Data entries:

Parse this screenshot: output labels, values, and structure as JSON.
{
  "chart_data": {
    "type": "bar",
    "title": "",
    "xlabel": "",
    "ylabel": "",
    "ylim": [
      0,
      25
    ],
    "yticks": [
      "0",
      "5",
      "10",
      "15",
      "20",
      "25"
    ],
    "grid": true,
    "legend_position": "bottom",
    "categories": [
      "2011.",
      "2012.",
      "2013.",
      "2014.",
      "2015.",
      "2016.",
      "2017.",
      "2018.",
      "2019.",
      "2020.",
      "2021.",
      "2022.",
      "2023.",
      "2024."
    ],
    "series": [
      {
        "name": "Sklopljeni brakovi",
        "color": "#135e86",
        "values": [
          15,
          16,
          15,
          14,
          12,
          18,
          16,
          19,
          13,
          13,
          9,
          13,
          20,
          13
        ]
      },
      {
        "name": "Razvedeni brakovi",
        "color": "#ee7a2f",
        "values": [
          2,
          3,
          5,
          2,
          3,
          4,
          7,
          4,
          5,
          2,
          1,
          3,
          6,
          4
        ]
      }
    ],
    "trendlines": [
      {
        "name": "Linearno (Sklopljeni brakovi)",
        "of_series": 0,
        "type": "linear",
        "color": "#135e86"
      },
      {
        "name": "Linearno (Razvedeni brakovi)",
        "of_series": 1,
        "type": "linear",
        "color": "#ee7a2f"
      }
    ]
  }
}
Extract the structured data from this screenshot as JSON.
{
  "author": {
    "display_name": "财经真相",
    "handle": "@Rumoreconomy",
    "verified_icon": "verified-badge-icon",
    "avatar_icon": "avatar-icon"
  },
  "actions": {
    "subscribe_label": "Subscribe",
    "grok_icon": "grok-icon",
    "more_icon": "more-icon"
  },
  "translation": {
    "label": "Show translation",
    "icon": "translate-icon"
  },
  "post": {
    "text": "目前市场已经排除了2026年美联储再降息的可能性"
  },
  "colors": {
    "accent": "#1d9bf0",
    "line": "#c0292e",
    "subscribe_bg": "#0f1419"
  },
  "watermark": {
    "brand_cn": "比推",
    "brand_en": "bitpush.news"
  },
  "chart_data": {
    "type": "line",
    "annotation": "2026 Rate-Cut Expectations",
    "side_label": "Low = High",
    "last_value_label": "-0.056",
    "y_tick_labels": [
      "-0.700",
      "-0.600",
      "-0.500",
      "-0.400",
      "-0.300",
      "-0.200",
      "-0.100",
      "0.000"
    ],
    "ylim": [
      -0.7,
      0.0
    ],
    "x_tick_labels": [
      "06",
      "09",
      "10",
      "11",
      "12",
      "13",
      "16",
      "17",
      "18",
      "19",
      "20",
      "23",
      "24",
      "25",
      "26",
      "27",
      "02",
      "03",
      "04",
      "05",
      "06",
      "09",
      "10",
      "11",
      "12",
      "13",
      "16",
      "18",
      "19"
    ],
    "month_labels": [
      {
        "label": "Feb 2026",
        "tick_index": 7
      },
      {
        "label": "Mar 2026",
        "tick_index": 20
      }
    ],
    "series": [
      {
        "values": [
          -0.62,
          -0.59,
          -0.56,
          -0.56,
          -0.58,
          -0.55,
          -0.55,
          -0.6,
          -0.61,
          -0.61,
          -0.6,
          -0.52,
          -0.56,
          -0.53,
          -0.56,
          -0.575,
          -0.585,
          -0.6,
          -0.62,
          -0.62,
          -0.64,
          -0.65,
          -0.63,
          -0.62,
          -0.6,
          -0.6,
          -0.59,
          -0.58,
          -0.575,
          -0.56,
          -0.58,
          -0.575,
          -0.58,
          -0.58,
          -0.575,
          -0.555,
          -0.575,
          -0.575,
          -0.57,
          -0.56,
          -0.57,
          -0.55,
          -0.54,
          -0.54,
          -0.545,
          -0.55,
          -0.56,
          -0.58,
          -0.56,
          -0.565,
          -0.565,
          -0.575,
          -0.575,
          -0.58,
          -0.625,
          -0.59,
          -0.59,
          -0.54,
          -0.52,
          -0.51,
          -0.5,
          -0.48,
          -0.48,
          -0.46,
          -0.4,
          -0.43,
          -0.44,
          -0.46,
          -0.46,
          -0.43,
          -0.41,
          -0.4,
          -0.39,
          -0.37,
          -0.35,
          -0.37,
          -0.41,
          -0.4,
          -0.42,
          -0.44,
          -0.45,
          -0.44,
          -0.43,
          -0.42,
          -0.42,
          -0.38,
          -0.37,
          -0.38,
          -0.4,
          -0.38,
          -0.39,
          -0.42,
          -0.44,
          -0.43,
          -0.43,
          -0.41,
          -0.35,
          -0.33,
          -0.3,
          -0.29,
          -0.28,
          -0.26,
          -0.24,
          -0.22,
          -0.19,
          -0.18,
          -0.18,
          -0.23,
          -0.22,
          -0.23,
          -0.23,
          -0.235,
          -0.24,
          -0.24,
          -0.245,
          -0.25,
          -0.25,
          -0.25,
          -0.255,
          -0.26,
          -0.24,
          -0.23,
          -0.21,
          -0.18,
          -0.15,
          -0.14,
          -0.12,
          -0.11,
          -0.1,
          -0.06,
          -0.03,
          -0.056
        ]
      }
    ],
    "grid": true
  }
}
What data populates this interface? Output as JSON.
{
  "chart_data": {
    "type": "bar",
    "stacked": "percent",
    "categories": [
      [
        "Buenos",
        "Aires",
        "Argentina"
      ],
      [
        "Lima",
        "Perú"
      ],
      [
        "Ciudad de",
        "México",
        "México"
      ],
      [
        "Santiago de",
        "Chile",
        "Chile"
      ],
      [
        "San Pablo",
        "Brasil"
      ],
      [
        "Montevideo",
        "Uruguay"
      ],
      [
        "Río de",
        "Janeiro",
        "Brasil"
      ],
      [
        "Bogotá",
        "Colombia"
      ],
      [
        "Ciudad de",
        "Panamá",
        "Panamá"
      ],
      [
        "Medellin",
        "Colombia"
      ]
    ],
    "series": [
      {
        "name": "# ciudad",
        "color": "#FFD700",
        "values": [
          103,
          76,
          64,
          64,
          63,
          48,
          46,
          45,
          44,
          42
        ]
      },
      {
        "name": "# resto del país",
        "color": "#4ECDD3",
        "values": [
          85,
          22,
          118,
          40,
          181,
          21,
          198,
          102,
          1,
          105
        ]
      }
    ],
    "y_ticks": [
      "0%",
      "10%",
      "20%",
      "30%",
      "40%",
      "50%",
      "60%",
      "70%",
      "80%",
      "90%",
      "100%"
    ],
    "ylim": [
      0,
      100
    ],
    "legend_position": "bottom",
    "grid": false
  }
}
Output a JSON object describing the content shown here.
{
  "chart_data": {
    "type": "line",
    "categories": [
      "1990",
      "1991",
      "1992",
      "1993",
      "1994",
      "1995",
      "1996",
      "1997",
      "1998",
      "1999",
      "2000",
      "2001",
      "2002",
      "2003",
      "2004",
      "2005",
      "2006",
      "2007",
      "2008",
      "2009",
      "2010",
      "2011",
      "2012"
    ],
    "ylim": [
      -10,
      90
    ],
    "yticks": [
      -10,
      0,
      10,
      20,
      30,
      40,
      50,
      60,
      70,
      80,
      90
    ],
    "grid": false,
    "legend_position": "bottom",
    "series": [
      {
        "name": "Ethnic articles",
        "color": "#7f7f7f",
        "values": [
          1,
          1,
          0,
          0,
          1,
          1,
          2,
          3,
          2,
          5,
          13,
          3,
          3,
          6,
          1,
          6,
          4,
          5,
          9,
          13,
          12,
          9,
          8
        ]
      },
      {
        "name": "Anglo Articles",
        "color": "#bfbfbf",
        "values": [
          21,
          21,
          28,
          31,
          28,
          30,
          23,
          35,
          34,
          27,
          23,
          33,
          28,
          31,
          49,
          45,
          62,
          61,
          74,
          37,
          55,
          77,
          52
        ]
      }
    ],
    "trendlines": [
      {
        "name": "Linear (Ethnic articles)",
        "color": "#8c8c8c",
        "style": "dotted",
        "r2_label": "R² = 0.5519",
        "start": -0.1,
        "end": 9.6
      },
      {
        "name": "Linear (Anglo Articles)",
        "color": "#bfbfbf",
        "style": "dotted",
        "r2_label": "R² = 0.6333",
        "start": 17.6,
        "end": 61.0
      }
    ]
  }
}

» YOUR GOAL
Gather up every line in the data above that contains the word "Anglo", copying each one.

» WRITTEN SOLUTION
        "name": "Anglo Articles",
        "name": "Linear (Anglo Articles)",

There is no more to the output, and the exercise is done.